[Exercise objective]:
Transcribe all of the material below word for word and leave out its pictures.

[Dataset entries on figures]:
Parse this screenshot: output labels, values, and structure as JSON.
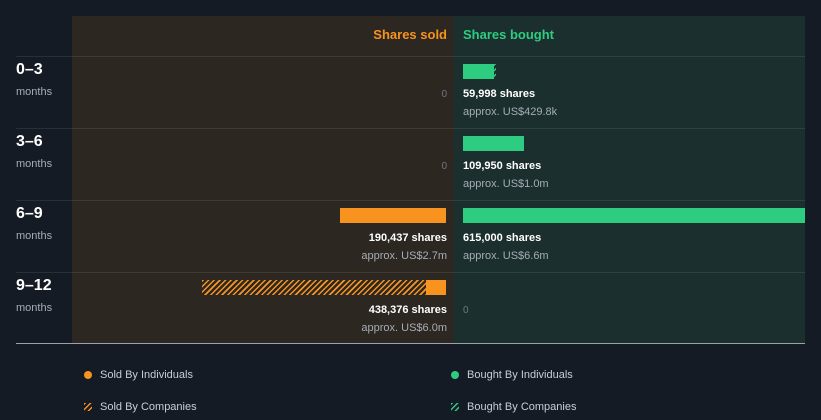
{
  "colors": {
    "sold": "#f7931e",
    "bought": "#2ecc80"
  },
  "headers": {
    "sold": "Shares sold",
    "bought": "Shares bought"
  },
  "rows": [
    {
      "period": "0–3",
      "unit": "months",
      "sold": {
        "zero": "0"
      },
      "bought": {
        "shares": "59,998 shares",
        "approx": "approx. US$429.8k"
      }
    },
    {
      "period": "3–6",
      "unit": "months",
      "sold": {
        "zero": "0"
      },
      "bought": {
        "shares": "109,950 shares",
        "approx": "approx. US$1.0m"
      }
    },
    {
      "period": "6–9",
      "unit": "months",
      "sold": {
        "shares": "190,437 shares",
        "approx": "approx. US$2.7m"
      },
      "bought": {
        "shares": "615,000 shares",
        "approx": "approx. US$6.6m"
      }
    },
    {
      "period": "9–12",
      "unit": "months",
      "sold": {
        "shares": "438,376 shares",
        "approx": "approx. US$6.0m"
      },
      "bought": {
        "zero": "0"
      }
    }
  ],
  "legend": {
    "sold_individuals": "Sold By Individuals",
    "bought_individuals": "Bought By Individuals",
    "sold_companies": "Sold By Companies",
    "bought_companies": "Bought By Companies"
  },
  "chart_data": {
    "type": "bar",
    "categories": [
      "0–3 months",
      "3–6 months",
      "6–9 months",
      "9–12 months"
    ],
    "series": [
      {
        "name": "Sold By Individuals",
        "values": [
          0,
          0,
          190437,
          36000
        ]
      },
      {
        "name": "Sold By Companies",
        "values": [
          0,
          0,
          0,
          402376
        ]
      },
      {
        "name": "Bought By Individuals",
        "values": [
          56500,
          109950,
          615000,
          0
        ]
      },
      {
        "name": "Bought By Companies",
        "values": [
          3498,
          0,
          0,
          0
        ]
      }
    ],
    "totals": {
      "sold": [
        0,
        0,
        190437,
        438376
      ],
      "bought": [
        59998,
        109950,
        615000,
        0
      ]
    },
    "max_shares": 615000,
    "legend_position": "bottom"
  }
}
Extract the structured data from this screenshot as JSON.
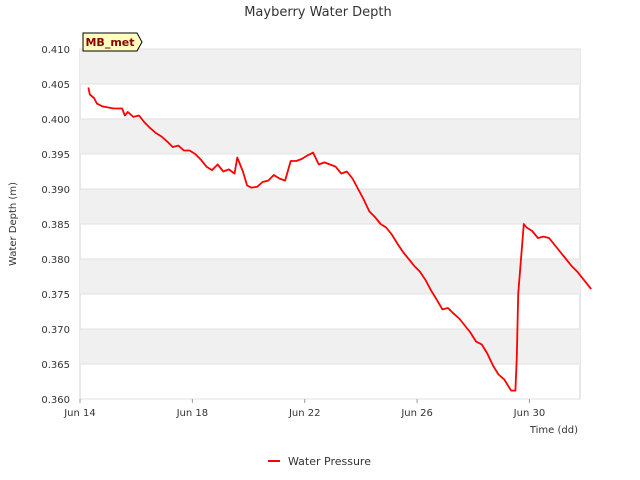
{
  "chart_data": {
    "type": "line",
    "title": "Mayberry Water Depth",
    "xlabel": "Time (dd)",
    "ylabel": "Water Depth (m)",
    "badge": "MB_met",
    "ylim": [
      0.36,
      0.41
    ],
    "yticks": [
      "0.360",
      "0.365",
      "0.370",
      "0.375",
      "0.380",
      "0.385",
      "0.390",
      "0.395",
      "0.400",
      "0.405",
      "0.410"
    ],
    "xlim": [
      14.0,
      31.8
    ],
    "xticks": [
      {
        "label": "Jun 14",
        "day": 14
      },
      {
        "label": "Jun 18",
        "day": 18
      },
      {
        "label": "Jun 22",
        "day": 22
      },
      {
        "label": "Jun 26",
        "day": 26
      },
      {
        "label": "Jun 30",
        "day": 30
      }
    ],
    "grid": "horizontal bands",
    "legend": "bottom-center",
    "series": [
      {
        "name": "Water Pressure",
        "color": "#ff0000",
        "points": [
          [
            14.3,
            0.4045
          ],
          [
            14.35,
            0.4035
          ],
          [
            14.5,
            0.403
          ],
          [
            14.6,
            0.4022
          ],
          [
            14.8,
            0.4018
          ],
          [
            15.2,
            0.4015
          ],
          [
            15.5,
            0.4015
          ],
          [
            15.6,
            0.4005
          ],
          [
            15.7,
            0.401
          ],
          [
            15.9,
            0.4003
          ],
          [
            16.1,
            0.4005
          ],
          [
            16.3,
            0.3995
          ],
          [
            16.5,
            0.3987
          ],
          [
            16.7,
            0.398
          ],
          [
            16.9,
            0.3975
          ],
          [
            17.1,
            0.3968
          ],
          [
            17.3,
            0.396
          ],
          [
            17.5,
            0.3962
          ],
          [
            17.7,
            0.3955
          ],
          [
            17.9,
            0.3955
          ],
          [
            18.1,
            0.395
          ],
          [
            18.3,
            0.3942
          ],
          [
            18.5,
            0.3932
          ],
          [
            18.7,
            0.3927
          ],
          [
            18.9,
            0.3935
          ],
          [
            19.1,
            0.3925
          ],
          [
            19.3,
            0.3928
          ],
          [
            19.5,
            0.3922
          ],
          [
            19.6,
            0.3945
          ],
          [
            19.8,
            0.3925
          ],
          [
            19.95,
            0.3905
          ],
          [
            20.1,
            0.3902
          ],
          [
            20.3,
            0.3903
          ],
          [
            20.5,
            0.391
          ],
          [
            20.7,
            0.3912
          ],
          [
            20.9,
            0.392
          ],
          [
            21.1,
            0.3915
          ],
          [
            21.3,
            0.3912
          ],
          [
            21.5,
            0.394
          ],
          [
            21.7,
            0.394
          ],
          [
            21.9,
            0.3943
          ],
          [
            22.1,
            0.3948
          ],
          [
            22.3,
            0.3952
          ],
          [
            22.5,
            0.3935
          ],
          [
            22.7,
            0.3938
          ],
          [
            22.9,
            0.3935
          ],
          [
            23.1,
            0.3932
          ],
          [
            23.3,
            0.3922
          ],
          [
            23.5,
            0.3925
          ],
          [
            23.7,
            0.3915
          ],
          [
            23.9,
            0.39
          ],
          [
            24.1,
            0.3885
          ],
          [
            24.3,
            0.3868
          ],
          [
            24.5,
            0.386
          ],
          [
            24.7,
            0.385
          ],
          [
            24.9,
            0.3845
          ],
          [
            25.1,
            0.3835
          ],
          [
            25.3,
            0.3822
          ],
          [
            25.5,
            0.381
          ],
          [
            25.7,
            0.38
          ],
          [
            25.9,
            0.379
          ],
          [
            26.1,
            0.3782
          ],
          [
            26.3,
            0.377
          ],
          [
            26.5,
            0.3755
          ],
          [
            26.7,
            0.3742
          ],
          [
            26.9,
            0.3728
          ],
          [
            27.1,
            0.373
          ],
          [
            27.3,
            0.3722
          ],
          [
            27.5,
            0.3715
          ],
          [
            27.7,
            0.3705
          ],
          [
            27.9,
            0.3695
          ],
          [
            28.1,
            0.3682
          ],
          [
            28.3,
            0.3678
          ],
          [
            28.5,
            0.3665
          ],
          [
            28.7,
            0.3648
          ],
          [
            28.9,
            0.3635
          ],
          [
            29.1,
            0.3628
          ],
          [
            29.3,
            0.3615
          ],
          [
            29.35,
            0.3612
          ],
          [
            29.5,
            0.3612
          ],
          [
            29.55,
            0.366
          ],
          [
            29.6,
            0.375
          ],
          [
            29.7,
            0.38
          ],
          [
            29.8,
            0.385
          ],
          [
            29.9,
            0.3845
          ],
          [
            30.1,
            0.384
          ],
          [
            30.3,
            0.383
          ],
          [
            30.5,
            0.3832
          ],
          [
            30.7,
            0.383
          ],
          [
            30.9,
            0.382
          ],
          [
            31.1,
            0.381
          ],
          [
            31.3,
            0.38
          ],
          [
            31.5,
            0.379
          ],
          [
            31.7,
            0.3782
          ],
          [
            31.9,
            0.3772
          ],
          [
            32.1,
            0.3762
          ],
          [
            32.2,
            0.3757
          ]
        ]
      }
    ]
  }
}
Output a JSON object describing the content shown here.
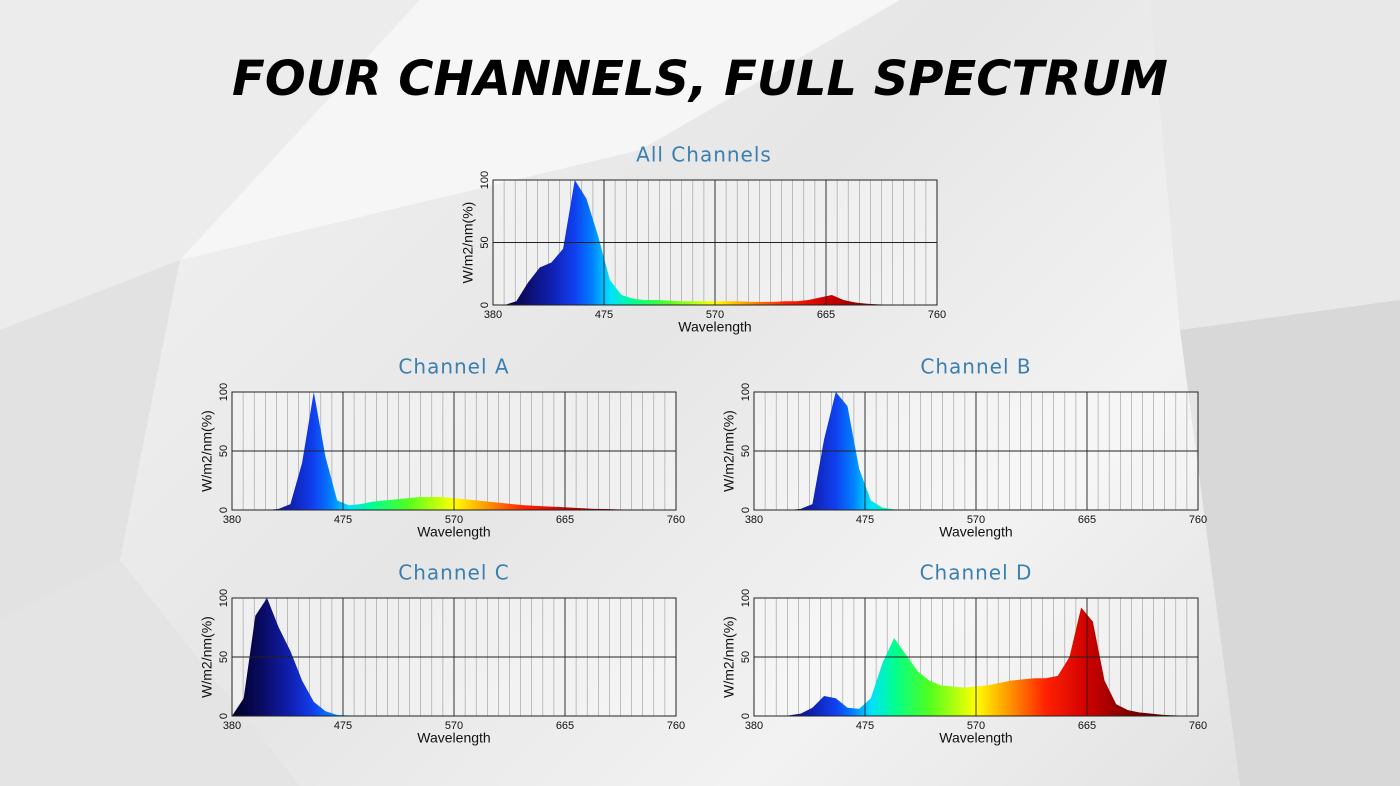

[Solution]:
Parse this screenshot: output labels, values, and structure as JSON.
{
  "colors": {
    "sold": "#f7931e",
    "bought": "#2ecc80"
  },
  "headers": {
    "sold": "Shares sold",
    "bought": "Shares bought"
  },
  "rows": [
    {
      "period": "0–3",
      "unit": "months",
      "sold": {
        "zero": "0"
      },
      "bought": {
        "shares": "59,998 shares",
        "approx": "approx. US$429.8k"
      }
    },
    {
      "period": "3–6",
      "unit": "months",
      "sold": {
        "zero": "0"
      },
      "bought": {
        "shares": "109,950 shares",
        "approx": "approx. US$1.0m"
      }
    },
    {
      "period": "6–9",
      "unit": "months",
      "sold": {
        "shares": "190,437 shares",
        "approx": "approx. US$2.7m"
      },
      "bought": {
        "shares": "615,000 shares",
        "approx": "approx. US$6.6m"
      }
    },
    {
      "period": "9–12",
      "unit": "months",
      "sold": {
        "shares": "438,376 shares",
        "approx": "approx. US$6.0m"
      },
      "bought": {
        "zero": "0"
      }
    }
  ],
  "legend": {
    "sold_individuals": "Sold By Individuals",
    "bought_individuals": "Bought By Individuals",
    "sold_companies": "Sold By Companies",
    "bought_companies": "Bought By Companies"
  },
  "chart_data": {
    "type": "bar",
    "categories": [
      "0–3 months",
      "3–6 months",
      "6–9 months",
      "9–12 months"
    ],
    "series": [
      {
        "name": "Sold By Individuals",
        "values": [
          0,
          0,
          190437,
          36000
        ]
      },
      {
        "name": "Sold By Companies",
        "values": [
          0,
          0,
          0,
          402376
        ]
      },
      {
        "name": "Bought By Individuals",
        "values": [
          56500,
          109950,
          615000,
          0
        ]
      },
      {
        "name": "Bought By Companies",
        "values": [
          3498,
          0,
          0,
          0
        ]
      }
    ],
    "totals": {
      "sold": [
        0,
        0,
        190437,
        438376
      ],
      "bought": [
        59998,
        109950,
        615000,
        0
      ]
    },
    "max_shares": 615000,
    "legend_position": "bottom"
  }
}
Extract the structured data from this screenshot as JSON.
{
  "chart_data": {
    "type": "line",
    "title": "Mayberry Water Depth",
    "xlabel": "Time (dd)",
    "ylabel": "Water Depth (m)",
    "badge": "MB_met",
    "ylim": [
      0.36,
      0.41
    ],
    "yticks": [
      "0.360",
      "0.365",
      "0.370",
      "0.375",
      "0.380",
      "0.385",
      "0.390",
      "0.395",
      "0.400",
      "0.405",
      "0.410"
    ],
    "xlim": [
      14.0,
      31.8
    ],
    "xticks": [
      {
        "label": "Jun 14",
        "day": 14
      },
      {
        "label": "Jun 18",
        "day": 18
      },
      {
        "label": "Jun 22",
        "day": 22
      },
      {
        "label": "Jun 26",
        "day": 26
      },
      {
        "label": "Jun 30",
        "day": 30
      }
    ],
    "grid": "horizontal bands",
    "legend": "bottom-center",
    "series": [
      {
        "name": "Water Pressure",
        "color": "#ff0000",
        "points": [
          [
            14.3,
            0.4045
          ],
          [
            14.35,
            0.4035
          ],
          [
            14.5,
            0.403
          ],
          [
            14.6,
            0.4022
          ],
          [
            14.8,
            0.4018
          ],
          [
            15.2,
            0.4015
          ],
          [
            15.5,
            0.4015
          ],
          [
            15.6,
            0.4005
          ],
          [
            15.7,
            0.401
          ],
          [
            15.9,
            0.4003
          ],
          [
            16.1,
            0.4005
          ],
          [
            16.3,
            0.3995
          ],
          [
            16.5,
            0.3987
          ],
          [
            16.7,
            0.398
          ],
          [
            16.9,
            0.3975
          ],
          [
            17.1,
            0.3968
          ],
          [
            17.3,
            0.396
          ],
          [
            17.5,
            0.3962
          ],
          [
            17.7,
            0.3955
          ],
          [
            17.9,
            0.3955
          ],
          [
            18.1,
            0.395
          ],
          [
            18.3,
            0.3942
          ],
          [
            18.5,
            0.3932
          ],
          [
            18.7,
            0.3927
          ],
          [
            18.9,
            0.3935
          ],
          [
            19.1,
            0.3925
          ],
          [
            19.3,
            0.3928
          ],
          [
            19.5,
            0.3922
          ],
          [
            19.6,
            0.3945
          ],
          [
            19.8,
            0.3925
          ],
          [
            19.95,
            0.3905
          ],
          [
            20.1,
            0.3902
          ],
          [
            20.3,
            0.3903
          ],
          [
            20.5,
            0.391
          ],
          [
            20.7,
            0.3912
          ],
          [
            20.9,
            0.392
          ],
          [
            21.1,
            0.3915
          ],
          [
            21.3,
            0.3912
          ],
          [
            21.5,
            0.394
          ],
          [
            21.7,
            0.394
          ],
          [
            21.9,
            0.3943
          ],
          [
            22.1,
            0.3948
          ],
          [
            22.3,
            0.3952
          ],
          [
            22.5,
            0.3935
          ],
          [
            22.7,
            0.3938
          ],
          [
            22.9,
            0.3935
          ],
          [
            23.1,
            0.3932
          ],
          [
            23.3,
            0.3922
          ],
          [
            23.5,
            0.3925
          ],
          [
            23.7,
            0.3915
          ],
          [
            23.9,
            0.39
          ],
          [
            24.1,
            0.3885
          ],
          [
            24.3,
            0.3868
          ],
          [
            24.5,
            0.386
          ],
          [
            24.7,
            0.385
          ],
          [
            24.9,
            0.3845
          ],
          [
            25.1,
            0.3835
          ],
          [
            25.3,
            0.3822
          ],
          [
            25.5,
            0.381
          ],
          [
            25.7,
            0.38
          ],
          [
            25.9,
            0.379
          ],
          [
            26.1,
            0.3782
          ],
          [
            26.3,
            0.377
          ],
          [
            26.5,
            0.3755
          ],
          [
            26.7,
            0.3742
          ],
          [
            26.9,
            0.3728
          ],
          [
            27.1,
            0.373
          ],
          [
            27.3,
            0.3722
          ],
          [
            27.5,
            0.3715
          ],
          [
            27.7,
            0.3705
          ],
          [
            27.9,
            0.3695
          ],
          [
            28.1,
            0.3682
          ],
          [
            28.3,
            0.3678
          ],
          [
            28.5,
            0.3665
          ],
          [
            28.7,
            0.3648
          ],
          [
            28.9,
            0.3635
          ],
          [
            29.1,
            0.3628
          ],
          [
            29.3,
            0.3615
          ],
          [
            29.35,
            0.3612
          ],
          [
            29.5,
            0.3612
          ],
          [
            29.55,
            0.366
          ],
          [
            29.6,
            0.375
          ],
          [
            29.7,
            0.38
          ],
          [
            29.8,
            0.385
          ],
          [
            29.9,
            0.3845
          ],
          [
            30.1,
            0.384
          ],
          [
            30.3,
            0.383
          ],
          [
            30.5,
            0.3832
          ],
          [
            30.7,
            0.383
          ],
          [
            30.9,
            0.382
          ],
          [
            31.1,
            0.381
          ],
          [
            31.3,
            0.38
          ],
          [
            31.5,
            0.379
          ],
          [
            31.7,
            0.3782
          ],
          [
            31.9,
            0.3772
          ],
          [
            32.1,
            0.3762
          ],
          [
            32.2,
            0.3757
          ]
        ]
      }
    ]
  }
}
Output a JSON object describing the content shown here.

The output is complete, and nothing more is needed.